[[ Provided entries, beginning ]]

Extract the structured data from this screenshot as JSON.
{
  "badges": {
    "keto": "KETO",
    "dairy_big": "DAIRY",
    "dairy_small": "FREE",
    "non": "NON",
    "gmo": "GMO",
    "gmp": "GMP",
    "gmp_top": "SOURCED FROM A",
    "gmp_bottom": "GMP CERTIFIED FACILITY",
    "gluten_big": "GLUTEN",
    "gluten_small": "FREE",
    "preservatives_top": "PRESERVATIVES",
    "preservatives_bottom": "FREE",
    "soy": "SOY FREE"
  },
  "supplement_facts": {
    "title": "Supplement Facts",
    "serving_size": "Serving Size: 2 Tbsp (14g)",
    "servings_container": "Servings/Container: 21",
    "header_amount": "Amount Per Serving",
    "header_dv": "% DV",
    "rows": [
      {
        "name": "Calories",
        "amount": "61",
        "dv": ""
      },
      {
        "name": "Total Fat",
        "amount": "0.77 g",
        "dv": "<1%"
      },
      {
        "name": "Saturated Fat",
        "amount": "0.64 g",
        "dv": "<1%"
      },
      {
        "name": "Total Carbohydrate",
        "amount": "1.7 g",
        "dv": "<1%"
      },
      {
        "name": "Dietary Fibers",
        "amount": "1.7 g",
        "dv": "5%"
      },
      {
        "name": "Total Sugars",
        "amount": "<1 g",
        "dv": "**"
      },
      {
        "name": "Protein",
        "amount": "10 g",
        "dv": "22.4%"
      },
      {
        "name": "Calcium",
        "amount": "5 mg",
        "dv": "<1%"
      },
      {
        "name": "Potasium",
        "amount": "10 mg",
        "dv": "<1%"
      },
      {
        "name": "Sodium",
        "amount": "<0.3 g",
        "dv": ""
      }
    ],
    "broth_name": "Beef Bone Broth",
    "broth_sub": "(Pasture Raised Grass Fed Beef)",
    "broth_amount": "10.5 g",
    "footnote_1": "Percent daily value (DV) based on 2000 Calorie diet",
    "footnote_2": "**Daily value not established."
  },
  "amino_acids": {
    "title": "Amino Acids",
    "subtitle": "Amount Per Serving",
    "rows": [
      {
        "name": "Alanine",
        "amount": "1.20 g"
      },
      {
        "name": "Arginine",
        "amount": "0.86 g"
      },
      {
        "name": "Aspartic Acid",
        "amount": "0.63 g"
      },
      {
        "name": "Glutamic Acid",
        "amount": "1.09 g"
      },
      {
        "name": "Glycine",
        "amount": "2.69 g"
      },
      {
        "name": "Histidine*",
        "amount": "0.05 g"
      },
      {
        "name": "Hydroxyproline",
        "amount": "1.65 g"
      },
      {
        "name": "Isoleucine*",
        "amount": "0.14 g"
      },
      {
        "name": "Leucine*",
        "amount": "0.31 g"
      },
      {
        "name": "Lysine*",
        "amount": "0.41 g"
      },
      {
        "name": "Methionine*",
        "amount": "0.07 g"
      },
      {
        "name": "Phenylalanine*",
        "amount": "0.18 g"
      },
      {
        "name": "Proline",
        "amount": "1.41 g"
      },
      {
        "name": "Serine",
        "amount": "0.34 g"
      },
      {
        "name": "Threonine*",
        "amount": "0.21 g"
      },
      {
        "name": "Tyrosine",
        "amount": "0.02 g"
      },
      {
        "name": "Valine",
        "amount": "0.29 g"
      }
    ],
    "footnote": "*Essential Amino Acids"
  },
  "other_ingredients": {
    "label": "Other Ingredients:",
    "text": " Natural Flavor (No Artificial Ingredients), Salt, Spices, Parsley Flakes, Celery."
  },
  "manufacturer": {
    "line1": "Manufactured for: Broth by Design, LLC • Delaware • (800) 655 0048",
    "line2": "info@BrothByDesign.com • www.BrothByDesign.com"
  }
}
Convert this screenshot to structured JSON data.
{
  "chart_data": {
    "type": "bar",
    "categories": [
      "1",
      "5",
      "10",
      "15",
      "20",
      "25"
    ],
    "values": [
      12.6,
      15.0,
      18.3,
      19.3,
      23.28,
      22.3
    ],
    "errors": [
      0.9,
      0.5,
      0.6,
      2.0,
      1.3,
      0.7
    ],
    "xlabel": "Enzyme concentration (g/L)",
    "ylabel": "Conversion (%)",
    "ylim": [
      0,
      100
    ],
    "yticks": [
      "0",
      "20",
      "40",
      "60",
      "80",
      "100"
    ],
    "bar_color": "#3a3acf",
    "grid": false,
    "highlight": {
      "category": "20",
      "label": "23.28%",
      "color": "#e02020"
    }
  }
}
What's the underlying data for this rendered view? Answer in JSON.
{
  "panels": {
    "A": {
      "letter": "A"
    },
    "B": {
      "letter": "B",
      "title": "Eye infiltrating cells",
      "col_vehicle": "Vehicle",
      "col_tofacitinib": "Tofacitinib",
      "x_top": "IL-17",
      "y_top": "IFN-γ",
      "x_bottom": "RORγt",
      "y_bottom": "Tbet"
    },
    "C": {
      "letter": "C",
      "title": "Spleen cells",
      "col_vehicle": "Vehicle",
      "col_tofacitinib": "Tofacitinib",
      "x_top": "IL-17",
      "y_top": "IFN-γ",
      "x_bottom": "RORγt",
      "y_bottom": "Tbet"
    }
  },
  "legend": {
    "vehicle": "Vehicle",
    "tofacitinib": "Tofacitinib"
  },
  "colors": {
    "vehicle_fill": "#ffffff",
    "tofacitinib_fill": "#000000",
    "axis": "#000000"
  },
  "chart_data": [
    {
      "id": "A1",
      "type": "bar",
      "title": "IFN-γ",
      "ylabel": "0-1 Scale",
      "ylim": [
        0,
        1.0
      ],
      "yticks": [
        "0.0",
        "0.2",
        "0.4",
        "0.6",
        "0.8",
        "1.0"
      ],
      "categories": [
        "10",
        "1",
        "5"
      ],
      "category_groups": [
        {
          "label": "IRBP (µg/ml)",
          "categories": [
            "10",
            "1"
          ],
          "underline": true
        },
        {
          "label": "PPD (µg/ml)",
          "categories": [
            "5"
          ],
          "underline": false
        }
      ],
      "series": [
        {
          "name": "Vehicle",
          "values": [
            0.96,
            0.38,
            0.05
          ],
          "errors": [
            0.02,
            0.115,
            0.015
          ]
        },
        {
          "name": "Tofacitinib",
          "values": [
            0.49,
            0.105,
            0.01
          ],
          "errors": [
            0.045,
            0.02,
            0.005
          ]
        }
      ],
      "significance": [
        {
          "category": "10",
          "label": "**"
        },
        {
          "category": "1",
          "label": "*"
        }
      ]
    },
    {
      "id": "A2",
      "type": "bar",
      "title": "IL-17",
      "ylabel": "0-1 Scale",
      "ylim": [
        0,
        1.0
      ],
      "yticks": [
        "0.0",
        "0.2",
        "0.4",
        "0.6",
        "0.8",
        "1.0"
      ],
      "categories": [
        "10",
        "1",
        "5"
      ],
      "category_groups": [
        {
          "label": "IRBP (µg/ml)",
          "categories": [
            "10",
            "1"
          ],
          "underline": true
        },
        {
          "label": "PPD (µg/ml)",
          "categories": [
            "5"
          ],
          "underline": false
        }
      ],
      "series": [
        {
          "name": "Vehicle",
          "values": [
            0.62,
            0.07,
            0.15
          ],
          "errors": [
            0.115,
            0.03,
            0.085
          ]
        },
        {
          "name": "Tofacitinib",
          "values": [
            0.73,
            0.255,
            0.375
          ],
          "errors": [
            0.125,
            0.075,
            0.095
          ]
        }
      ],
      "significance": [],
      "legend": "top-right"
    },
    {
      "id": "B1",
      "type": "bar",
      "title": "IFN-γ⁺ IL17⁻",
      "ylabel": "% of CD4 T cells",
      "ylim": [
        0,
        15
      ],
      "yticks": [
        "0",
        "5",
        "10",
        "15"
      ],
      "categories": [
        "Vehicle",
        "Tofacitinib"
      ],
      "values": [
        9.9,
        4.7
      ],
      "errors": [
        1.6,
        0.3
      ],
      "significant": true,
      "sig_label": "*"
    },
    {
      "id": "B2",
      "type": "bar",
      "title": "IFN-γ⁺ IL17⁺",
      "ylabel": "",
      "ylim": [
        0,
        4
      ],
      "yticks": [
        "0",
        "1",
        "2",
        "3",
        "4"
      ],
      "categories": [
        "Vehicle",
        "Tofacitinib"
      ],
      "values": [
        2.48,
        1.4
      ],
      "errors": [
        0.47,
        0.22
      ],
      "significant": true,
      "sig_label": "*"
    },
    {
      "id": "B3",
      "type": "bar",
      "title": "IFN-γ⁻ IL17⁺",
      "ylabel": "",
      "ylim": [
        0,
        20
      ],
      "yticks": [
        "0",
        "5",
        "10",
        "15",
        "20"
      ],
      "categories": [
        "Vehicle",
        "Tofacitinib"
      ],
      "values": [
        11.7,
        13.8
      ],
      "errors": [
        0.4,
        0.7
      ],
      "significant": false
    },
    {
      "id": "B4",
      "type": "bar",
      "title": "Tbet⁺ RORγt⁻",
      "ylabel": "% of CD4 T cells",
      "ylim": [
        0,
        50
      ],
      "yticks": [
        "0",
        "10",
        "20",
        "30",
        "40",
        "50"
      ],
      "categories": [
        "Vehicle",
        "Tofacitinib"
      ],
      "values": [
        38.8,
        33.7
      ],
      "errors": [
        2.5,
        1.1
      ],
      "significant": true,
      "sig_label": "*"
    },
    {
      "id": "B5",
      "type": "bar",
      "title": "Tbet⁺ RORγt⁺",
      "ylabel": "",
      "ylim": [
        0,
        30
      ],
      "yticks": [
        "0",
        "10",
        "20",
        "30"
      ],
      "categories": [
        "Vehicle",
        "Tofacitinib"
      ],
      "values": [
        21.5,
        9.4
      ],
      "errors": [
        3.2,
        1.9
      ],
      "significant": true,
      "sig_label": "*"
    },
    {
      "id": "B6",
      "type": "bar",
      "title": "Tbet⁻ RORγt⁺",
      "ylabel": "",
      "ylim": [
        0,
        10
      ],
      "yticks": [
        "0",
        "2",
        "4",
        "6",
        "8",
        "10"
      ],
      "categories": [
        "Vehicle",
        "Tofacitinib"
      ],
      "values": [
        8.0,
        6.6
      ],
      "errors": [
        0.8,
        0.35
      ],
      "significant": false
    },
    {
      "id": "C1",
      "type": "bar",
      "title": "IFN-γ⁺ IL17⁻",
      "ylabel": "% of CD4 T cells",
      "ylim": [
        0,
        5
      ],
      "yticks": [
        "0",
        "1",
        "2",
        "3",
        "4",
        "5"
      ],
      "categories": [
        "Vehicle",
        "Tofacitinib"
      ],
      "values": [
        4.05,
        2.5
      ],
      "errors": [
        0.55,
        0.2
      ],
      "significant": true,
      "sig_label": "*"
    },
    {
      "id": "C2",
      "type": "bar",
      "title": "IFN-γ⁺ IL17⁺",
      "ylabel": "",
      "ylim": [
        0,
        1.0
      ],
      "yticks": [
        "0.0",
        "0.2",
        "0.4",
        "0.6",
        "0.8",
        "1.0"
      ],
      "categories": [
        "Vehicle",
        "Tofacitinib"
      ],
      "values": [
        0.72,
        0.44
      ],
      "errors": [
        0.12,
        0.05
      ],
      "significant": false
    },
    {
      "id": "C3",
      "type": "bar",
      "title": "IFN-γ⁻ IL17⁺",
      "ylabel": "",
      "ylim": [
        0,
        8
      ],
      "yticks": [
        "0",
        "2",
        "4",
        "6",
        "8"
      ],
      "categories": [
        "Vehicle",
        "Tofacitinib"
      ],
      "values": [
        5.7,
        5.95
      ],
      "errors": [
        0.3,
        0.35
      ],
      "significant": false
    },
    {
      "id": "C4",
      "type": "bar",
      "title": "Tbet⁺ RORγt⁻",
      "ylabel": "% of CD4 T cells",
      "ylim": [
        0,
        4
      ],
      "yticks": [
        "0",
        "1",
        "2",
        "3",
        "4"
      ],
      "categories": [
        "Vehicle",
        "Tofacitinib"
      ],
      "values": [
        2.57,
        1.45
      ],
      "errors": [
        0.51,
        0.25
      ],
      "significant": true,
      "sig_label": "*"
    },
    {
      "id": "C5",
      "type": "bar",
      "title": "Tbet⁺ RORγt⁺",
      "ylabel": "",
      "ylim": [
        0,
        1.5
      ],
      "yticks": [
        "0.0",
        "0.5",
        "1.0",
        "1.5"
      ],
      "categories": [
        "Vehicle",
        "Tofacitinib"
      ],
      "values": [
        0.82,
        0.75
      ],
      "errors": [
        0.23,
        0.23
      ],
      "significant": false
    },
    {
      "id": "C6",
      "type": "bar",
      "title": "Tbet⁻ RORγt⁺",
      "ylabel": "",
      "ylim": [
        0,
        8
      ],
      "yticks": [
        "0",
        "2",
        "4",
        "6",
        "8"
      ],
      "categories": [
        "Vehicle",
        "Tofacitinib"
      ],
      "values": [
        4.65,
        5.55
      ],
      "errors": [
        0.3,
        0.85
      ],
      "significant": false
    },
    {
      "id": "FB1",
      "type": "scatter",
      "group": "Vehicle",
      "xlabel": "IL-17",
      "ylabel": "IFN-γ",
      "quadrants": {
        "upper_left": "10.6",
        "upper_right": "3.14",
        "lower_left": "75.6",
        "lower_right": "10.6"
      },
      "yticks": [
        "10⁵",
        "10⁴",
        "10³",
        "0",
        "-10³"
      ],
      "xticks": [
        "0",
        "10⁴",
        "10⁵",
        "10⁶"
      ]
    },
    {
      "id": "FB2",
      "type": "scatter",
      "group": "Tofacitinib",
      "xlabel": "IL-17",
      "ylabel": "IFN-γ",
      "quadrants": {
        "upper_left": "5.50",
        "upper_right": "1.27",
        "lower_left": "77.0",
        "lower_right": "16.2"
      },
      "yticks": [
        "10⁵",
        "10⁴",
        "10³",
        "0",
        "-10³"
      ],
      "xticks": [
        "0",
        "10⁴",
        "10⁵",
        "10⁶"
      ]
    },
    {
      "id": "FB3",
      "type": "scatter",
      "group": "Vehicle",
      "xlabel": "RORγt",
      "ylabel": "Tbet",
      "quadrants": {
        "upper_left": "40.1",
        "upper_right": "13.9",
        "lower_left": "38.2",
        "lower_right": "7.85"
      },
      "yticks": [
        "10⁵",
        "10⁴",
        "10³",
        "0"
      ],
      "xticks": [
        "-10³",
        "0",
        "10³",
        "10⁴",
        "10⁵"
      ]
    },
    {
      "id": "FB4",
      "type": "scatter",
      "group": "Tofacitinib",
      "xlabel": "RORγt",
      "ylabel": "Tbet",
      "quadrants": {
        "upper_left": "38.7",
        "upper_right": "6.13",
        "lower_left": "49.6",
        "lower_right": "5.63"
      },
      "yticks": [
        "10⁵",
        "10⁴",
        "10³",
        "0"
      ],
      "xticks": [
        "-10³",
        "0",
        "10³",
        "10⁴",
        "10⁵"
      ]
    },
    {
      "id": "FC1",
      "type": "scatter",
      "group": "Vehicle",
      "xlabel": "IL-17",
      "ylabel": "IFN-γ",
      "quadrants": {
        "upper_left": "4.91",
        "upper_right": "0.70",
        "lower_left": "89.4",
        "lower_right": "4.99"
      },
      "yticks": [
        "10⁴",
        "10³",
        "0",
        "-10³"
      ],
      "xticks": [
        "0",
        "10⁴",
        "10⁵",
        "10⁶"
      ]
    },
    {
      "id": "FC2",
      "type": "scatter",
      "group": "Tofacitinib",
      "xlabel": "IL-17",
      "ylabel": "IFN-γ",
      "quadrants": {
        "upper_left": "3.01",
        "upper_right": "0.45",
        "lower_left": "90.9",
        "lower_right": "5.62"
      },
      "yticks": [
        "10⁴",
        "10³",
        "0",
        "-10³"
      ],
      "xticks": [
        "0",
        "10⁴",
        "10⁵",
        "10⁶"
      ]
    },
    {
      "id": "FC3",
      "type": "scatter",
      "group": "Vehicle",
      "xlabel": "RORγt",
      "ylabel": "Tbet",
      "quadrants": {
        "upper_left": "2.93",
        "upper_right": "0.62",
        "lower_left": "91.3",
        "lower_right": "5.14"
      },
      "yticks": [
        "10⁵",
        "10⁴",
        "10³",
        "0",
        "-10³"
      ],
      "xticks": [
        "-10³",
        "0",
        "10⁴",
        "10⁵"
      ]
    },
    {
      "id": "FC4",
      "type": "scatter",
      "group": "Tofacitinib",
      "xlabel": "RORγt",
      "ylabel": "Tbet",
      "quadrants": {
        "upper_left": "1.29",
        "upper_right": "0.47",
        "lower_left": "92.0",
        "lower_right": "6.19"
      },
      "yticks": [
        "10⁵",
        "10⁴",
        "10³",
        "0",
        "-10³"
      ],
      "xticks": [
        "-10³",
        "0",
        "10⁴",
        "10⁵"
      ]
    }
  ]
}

[[ Provided entries, end ]]

> What is expected: What lines in the data hold the word "Beef"? Return them.

> Response below:
    "broth_name": "Beef Bone Broth",
    "broth_sub": "(Pasture Raised Grass Fed Beef)",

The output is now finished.